# Start of INPUT MATERIAL
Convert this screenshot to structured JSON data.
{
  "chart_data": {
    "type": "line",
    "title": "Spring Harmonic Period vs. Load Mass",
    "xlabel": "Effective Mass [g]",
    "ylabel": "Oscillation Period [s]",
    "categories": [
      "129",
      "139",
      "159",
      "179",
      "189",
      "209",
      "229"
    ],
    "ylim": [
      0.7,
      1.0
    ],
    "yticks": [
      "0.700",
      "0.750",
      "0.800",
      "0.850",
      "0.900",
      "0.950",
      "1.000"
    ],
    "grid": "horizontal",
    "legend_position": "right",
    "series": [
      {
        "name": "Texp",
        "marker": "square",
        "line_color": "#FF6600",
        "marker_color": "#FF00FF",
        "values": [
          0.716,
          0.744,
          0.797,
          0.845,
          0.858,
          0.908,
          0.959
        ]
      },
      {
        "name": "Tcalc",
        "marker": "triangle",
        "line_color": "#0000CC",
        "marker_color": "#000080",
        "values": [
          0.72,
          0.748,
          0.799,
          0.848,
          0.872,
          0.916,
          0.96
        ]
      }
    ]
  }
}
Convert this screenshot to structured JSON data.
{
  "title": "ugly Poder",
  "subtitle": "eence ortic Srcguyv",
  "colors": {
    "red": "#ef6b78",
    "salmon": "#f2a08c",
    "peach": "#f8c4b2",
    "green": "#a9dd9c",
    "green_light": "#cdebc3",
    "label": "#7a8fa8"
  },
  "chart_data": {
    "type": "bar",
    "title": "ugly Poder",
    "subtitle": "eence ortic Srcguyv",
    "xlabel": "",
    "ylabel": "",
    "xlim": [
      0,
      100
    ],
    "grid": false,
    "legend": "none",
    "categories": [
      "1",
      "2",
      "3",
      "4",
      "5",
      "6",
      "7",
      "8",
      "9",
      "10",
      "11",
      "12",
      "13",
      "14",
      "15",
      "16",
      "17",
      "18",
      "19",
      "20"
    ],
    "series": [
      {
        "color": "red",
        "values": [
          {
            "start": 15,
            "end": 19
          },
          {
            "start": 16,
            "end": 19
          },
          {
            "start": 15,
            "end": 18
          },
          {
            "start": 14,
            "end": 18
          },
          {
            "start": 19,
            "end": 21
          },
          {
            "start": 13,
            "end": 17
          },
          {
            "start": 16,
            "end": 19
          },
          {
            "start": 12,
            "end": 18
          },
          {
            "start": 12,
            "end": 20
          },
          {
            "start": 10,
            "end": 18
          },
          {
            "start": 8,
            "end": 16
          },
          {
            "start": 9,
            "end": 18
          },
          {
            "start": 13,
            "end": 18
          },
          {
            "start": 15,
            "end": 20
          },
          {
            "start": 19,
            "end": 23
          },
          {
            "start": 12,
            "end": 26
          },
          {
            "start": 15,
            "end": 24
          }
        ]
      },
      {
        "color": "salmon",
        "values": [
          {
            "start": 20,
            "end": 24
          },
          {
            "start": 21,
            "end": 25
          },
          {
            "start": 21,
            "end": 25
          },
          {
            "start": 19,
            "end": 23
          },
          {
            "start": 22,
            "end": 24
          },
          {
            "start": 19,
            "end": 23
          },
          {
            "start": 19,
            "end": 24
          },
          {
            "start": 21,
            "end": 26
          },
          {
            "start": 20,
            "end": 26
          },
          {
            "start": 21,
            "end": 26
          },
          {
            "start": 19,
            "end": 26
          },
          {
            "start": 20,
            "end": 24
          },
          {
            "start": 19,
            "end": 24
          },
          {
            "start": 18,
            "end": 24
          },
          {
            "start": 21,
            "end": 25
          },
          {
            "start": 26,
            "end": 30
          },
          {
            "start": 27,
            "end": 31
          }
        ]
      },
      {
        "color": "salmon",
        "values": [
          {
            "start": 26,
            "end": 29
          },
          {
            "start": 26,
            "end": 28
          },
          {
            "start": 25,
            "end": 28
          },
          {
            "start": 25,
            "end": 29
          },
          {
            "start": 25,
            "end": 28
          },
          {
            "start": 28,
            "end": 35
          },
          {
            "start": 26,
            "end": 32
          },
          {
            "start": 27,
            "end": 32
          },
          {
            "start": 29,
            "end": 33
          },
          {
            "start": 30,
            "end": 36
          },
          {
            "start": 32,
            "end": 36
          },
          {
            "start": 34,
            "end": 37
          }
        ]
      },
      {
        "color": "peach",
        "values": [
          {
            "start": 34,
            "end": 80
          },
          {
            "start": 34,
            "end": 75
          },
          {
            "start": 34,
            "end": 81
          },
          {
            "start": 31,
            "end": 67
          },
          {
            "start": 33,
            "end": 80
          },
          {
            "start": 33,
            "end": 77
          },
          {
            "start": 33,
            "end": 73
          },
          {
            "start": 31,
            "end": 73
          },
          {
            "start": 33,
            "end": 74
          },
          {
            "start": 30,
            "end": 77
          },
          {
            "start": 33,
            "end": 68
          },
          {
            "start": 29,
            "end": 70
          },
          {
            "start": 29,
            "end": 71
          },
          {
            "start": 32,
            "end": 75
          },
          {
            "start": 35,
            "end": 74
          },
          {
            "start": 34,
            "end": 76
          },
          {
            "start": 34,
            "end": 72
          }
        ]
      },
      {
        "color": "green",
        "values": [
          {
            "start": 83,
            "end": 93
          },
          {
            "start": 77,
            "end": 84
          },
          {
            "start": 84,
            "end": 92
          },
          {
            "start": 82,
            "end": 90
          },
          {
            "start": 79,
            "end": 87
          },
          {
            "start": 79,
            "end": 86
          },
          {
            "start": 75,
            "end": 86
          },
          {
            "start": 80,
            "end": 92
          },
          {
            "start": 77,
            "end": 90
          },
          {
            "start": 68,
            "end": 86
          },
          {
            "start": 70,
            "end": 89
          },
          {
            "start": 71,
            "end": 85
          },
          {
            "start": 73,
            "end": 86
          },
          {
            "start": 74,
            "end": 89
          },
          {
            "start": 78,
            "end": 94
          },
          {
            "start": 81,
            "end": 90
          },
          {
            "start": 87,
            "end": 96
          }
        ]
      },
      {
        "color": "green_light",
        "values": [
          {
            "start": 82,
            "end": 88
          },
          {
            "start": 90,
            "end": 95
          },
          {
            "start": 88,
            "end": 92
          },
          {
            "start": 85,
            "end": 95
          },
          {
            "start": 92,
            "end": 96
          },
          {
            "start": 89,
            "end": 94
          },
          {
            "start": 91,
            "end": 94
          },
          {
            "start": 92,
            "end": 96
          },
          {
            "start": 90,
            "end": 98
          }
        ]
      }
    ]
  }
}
# End of INPUT MATERIAL
*EXERCISE REQUIREMENTS:* Determine the number of lines in the data that contain "Mass" as a word or string, and state only that number.

*WRITTEN SOLUTION:* 2